Render everything from the first row down through the line containing "left-cover-bottom [0,2185,155,2225]" as a JSON list of strings, one string per line, with blank lines omitted.

(Records from a data collection)
::::::::

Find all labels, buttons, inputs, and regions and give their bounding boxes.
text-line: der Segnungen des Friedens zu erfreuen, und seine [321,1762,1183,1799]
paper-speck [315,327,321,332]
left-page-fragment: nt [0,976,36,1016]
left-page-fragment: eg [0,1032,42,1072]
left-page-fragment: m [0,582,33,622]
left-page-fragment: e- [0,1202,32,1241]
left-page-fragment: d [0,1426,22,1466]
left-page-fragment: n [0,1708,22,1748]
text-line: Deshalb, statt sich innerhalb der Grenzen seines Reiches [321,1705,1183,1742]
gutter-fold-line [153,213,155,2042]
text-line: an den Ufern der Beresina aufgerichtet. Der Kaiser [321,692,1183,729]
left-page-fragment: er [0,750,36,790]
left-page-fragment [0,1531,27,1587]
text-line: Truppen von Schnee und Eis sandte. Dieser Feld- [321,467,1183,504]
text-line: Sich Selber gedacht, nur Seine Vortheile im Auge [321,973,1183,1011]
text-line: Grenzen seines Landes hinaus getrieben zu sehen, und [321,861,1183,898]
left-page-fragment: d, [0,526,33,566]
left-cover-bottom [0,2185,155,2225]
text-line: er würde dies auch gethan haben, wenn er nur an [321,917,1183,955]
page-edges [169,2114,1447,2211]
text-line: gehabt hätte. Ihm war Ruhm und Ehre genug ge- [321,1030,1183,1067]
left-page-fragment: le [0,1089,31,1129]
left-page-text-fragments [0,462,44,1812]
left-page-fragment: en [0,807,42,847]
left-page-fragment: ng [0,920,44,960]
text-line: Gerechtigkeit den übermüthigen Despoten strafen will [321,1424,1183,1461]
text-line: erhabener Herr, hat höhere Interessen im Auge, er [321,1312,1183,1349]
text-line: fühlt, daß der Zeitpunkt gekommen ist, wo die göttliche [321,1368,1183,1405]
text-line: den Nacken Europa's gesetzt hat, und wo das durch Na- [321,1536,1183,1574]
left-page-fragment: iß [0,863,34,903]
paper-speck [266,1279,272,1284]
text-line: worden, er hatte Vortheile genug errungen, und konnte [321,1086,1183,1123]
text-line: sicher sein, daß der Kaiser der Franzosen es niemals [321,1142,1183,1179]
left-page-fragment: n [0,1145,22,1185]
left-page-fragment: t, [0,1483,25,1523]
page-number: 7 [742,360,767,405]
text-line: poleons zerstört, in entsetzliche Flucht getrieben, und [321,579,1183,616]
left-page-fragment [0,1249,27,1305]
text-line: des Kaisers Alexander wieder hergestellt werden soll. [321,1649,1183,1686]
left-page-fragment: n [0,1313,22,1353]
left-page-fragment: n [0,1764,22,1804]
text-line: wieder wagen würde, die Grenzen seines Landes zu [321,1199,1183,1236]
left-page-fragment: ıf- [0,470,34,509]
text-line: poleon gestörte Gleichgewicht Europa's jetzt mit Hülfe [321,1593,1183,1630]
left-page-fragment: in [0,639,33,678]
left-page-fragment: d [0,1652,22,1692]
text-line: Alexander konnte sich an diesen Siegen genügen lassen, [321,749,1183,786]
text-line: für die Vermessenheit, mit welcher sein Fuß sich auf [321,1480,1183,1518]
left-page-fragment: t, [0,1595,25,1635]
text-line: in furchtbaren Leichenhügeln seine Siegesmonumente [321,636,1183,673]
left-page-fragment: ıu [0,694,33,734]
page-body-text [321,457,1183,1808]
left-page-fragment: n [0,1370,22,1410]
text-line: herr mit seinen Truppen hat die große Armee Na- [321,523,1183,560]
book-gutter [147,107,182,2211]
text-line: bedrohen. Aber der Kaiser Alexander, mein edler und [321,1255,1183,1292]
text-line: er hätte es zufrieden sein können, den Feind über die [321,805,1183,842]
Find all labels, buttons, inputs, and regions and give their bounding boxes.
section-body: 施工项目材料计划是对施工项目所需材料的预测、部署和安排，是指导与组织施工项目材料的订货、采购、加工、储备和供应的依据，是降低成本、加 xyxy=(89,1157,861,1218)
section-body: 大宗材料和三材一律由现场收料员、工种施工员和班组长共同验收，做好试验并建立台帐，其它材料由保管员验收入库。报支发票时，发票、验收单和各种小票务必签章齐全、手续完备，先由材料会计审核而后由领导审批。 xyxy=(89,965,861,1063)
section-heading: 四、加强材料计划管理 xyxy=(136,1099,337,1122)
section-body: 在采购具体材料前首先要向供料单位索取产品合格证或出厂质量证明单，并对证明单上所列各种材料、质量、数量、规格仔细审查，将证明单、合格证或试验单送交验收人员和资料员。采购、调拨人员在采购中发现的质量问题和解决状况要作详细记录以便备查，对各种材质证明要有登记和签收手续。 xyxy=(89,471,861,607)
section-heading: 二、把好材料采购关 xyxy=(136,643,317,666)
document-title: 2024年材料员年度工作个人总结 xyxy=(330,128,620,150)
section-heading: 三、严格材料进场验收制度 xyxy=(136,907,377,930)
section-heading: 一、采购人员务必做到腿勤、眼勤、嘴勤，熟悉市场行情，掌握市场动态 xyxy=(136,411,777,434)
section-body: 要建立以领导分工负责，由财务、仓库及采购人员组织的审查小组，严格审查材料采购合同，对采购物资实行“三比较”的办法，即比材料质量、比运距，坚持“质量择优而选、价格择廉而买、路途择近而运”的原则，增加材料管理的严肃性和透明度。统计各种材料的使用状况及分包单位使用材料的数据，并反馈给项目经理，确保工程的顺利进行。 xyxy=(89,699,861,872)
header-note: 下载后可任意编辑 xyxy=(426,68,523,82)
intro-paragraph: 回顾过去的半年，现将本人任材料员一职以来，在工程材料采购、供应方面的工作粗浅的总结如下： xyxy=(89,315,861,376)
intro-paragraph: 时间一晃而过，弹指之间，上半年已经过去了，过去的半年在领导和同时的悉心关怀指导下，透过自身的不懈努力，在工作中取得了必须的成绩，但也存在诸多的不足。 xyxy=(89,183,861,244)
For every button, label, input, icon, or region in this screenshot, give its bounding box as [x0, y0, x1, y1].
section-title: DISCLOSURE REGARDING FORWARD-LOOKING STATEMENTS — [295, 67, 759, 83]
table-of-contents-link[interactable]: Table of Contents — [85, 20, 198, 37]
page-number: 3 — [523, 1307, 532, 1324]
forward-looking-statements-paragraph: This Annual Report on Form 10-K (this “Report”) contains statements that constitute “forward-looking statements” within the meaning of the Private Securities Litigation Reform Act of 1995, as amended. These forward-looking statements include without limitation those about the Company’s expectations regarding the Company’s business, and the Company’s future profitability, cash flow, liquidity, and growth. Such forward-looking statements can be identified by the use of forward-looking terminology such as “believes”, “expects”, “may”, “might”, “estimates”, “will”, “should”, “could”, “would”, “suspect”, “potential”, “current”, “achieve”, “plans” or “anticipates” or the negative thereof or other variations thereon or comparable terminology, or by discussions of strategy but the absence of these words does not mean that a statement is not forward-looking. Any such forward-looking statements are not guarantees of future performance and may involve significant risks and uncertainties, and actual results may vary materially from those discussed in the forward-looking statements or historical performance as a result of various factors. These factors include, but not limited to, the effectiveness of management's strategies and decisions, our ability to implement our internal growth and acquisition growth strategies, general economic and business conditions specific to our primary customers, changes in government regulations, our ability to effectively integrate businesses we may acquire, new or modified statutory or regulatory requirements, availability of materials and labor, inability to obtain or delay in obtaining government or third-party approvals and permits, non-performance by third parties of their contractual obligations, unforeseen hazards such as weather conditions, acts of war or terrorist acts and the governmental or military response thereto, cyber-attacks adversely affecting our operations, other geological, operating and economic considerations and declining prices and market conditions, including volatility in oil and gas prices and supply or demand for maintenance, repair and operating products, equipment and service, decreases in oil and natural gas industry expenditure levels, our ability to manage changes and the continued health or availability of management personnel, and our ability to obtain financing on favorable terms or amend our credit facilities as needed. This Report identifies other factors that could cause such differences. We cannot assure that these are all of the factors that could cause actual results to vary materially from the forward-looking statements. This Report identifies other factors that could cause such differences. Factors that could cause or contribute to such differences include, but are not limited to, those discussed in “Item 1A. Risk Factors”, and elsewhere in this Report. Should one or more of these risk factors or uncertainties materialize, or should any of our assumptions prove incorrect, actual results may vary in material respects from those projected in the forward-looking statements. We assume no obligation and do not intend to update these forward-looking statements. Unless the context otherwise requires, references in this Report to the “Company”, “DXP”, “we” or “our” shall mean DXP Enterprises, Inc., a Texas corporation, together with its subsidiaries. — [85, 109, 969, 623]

::::::::

RESULT:
[
  "Find all labels, buttons, inputs, and regions and give their bounding boxes.",
  "text-line: der Segnungen des Friedens zu erfreuen, und seine [321,1762,1183,1799]",
  "paper-speck [315,327,321,332]",
  "left-page-fragment: nt [0,976,36,1016]",
  "left-page-fragment: eg [0,1032,42,1072]",
  "left-page-fragment: m [0,582,33,622]",
  "left-page-fragment: e- [0,1202,32,1241]",
  "left-page-fragment: d [0,1426,22,1466]",
  "left-page-fragment: n [0,1708,22,1748]",
  "text-line: Deshalb, statt sich innerhalb der Grenzen seines Reiches [321,1705,1183,1742]",
  "gutter-fold-line [153,213,155,2042]",
  "text-line: an den Ufern der Beresina aufgerichtet. Der Kaiser [321,692,1183,729]",
  "left-page-fragment: er [0,750,36,790]",
  "left-page-fragment [0,1531,27,1587]",
  "text-line: Truppen von Schnee und Eis sandte. Dieser Feld- [321,467,1183,504]",
  "text-line: Sich Selber gedacht, nur Seine Vortheile im Auge [321,973,1183,1011]",
  "text-line: Grenzen seines Landes hinaus getrieben zu sehen, und [321,861,1183,898]",
  "left-page-fragment: d, [0,526,33,566]",
  "left-cover-bottom [0,2185,155,2225]"
]